[Start of Items]

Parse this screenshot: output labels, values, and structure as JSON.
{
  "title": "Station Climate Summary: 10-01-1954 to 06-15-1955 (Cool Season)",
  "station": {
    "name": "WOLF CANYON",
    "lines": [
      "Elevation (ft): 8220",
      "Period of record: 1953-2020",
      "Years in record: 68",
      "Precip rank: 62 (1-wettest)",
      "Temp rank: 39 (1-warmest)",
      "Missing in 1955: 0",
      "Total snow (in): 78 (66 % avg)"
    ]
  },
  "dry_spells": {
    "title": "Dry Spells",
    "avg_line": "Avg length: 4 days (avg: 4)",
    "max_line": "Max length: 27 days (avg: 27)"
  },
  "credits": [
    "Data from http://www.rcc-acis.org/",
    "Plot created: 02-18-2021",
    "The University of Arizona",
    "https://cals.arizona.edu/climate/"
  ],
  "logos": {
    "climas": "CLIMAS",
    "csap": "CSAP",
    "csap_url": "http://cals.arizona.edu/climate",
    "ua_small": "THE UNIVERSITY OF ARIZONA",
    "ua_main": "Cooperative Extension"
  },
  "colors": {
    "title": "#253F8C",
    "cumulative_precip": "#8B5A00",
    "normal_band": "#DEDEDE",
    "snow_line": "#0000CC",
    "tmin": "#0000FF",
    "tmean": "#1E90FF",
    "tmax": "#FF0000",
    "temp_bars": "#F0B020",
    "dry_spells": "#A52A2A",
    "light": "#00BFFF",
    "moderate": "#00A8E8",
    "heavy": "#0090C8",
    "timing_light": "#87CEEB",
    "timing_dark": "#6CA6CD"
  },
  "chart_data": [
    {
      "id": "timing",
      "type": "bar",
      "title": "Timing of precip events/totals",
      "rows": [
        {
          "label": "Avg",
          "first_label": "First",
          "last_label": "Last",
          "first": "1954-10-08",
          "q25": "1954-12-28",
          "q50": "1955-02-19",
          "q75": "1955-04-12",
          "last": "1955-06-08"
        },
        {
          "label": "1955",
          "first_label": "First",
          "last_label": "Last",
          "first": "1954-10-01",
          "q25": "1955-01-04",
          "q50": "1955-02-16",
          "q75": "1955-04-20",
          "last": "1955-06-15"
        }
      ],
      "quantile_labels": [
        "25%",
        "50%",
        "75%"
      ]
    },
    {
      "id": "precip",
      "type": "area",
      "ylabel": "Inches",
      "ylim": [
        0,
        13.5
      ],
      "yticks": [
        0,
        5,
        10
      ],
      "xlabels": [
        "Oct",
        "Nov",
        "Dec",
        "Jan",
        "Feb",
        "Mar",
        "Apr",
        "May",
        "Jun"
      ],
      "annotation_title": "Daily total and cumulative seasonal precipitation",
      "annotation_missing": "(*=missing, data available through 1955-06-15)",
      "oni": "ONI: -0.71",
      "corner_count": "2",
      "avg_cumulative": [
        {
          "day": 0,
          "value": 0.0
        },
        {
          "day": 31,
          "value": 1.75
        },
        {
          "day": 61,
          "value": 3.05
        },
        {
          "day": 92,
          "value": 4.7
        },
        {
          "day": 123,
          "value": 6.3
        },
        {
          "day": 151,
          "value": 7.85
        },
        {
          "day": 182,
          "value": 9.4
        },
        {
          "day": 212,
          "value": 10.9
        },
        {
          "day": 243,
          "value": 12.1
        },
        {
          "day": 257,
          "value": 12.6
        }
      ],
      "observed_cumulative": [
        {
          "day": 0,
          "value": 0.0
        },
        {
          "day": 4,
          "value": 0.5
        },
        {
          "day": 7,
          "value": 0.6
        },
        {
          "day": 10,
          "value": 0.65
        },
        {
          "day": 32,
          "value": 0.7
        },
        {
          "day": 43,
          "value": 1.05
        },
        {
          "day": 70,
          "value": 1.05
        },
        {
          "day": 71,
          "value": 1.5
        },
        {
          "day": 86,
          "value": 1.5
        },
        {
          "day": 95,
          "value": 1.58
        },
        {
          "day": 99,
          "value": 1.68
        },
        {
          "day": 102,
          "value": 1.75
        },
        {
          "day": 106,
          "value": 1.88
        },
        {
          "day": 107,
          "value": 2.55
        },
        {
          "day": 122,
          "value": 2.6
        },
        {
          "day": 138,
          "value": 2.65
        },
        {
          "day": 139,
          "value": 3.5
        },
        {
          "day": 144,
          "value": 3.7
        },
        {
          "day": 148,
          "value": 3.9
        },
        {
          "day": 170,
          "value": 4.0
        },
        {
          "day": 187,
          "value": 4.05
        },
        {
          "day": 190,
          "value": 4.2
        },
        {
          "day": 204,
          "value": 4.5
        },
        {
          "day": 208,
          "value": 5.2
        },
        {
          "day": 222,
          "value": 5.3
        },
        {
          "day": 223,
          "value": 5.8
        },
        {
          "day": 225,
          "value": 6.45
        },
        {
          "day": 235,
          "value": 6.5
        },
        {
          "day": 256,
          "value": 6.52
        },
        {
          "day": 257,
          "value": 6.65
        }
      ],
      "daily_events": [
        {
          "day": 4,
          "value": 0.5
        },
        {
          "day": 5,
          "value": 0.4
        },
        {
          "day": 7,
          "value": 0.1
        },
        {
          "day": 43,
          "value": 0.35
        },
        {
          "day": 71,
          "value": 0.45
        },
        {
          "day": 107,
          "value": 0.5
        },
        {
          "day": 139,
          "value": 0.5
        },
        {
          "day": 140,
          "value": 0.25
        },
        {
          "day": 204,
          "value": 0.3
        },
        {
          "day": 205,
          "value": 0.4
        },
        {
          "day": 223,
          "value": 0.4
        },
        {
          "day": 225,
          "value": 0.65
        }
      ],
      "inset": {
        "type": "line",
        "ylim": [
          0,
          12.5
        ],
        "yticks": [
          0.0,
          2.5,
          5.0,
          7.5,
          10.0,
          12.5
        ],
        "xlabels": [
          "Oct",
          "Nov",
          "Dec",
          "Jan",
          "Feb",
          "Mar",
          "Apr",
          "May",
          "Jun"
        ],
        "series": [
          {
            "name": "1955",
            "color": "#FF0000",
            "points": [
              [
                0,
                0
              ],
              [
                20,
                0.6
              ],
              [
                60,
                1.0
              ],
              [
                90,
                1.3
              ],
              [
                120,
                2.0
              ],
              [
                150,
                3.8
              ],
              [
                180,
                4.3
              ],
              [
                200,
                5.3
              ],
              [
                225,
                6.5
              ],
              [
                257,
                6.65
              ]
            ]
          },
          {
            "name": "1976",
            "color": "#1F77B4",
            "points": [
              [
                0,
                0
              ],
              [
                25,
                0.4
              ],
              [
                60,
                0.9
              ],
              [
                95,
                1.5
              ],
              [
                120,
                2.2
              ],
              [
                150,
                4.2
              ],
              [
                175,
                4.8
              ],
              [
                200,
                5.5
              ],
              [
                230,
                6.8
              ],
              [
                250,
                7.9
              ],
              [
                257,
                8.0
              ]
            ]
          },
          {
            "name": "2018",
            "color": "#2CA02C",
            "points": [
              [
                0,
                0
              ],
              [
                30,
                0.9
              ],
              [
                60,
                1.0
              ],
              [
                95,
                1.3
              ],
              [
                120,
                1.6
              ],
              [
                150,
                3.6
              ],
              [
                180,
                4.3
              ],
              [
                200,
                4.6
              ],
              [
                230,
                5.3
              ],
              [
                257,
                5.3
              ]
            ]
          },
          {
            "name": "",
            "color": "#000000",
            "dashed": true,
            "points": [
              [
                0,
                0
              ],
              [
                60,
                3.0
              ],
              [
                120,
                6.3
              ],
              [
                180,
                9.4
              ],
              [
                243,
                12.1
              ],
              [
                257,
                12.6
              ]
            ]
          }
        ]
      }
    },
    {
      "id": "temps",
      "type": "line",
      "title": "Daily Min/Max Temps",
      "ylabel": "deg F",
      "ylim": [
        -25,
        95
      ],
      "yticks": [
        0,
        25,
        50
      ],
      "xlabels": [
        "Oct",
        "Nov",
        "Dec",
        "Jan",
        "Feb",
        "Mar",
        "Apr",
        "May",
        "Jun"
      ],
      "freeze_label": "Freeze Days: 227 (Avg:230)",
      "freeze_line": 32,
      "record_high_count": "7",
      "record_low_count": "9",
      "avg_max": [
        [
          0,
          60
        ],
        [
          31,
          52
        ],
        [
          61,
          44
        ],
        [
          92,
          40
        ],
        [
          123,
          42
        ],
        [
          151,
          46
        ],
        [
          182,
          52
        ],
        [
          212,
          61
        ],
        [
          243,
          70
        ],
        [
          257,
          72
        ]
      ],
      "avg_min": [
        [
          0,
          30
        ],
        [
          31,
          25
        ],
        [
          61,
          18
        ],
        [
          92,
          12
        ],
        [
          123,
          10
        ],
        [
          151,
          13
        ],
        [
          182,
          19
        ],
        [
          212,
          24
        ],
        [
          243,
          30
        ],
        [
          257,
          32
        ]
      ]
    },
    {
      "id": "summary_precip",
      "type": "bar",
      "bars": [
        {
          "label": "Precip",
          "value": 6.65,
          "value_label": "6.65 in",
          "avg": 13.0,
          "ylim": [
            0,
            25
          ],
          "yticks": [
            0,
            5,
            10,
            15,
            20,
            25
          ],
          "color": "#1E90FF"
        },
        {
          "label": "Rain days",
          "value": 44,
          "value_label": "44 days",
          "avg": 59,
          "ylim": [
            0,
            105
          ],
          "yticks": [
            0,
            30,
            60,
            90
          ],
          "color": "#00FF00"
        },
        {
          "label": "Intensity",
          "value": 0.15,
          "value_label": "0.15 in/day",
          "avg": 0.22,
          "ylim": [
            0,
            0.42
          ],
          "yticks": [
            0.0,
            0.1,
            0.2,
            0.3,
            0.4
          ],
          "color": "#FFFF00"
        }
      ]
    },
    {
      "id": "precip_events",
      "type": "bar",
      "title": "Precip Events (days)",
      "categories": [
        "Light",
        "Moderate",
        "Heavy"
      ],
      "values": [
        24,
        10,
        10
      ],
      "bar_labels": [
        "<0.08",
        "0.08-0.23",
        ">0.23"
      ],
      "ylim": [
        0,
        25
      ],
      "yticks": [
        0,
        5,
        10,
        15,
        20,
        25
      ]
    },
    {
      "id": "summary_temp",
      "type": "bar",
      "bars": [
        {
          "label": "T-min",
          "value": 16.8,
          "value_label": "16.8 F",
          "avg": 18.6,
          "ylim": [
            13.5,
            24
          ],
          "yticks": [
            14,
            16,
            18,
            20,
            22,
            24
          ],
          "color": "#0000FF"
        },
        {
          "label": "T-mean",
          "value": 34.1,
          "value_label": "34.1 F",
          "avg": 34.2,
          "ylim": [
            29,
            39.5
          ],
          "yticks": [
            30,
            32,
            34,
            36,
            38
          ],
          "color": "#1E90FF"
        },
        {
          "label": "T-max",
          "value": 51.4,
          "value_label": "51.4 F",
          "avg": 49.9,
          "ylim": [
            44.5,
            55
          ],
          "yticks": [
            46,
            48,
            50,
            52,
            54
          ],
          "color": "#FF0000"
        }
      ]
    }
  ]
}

[End of Items]

Using the entries above, return each line that includes the word "cals".

    "https://cals.arizona.edu/climate/"
    "csap_url": "http://cals.arizona.edu/climate",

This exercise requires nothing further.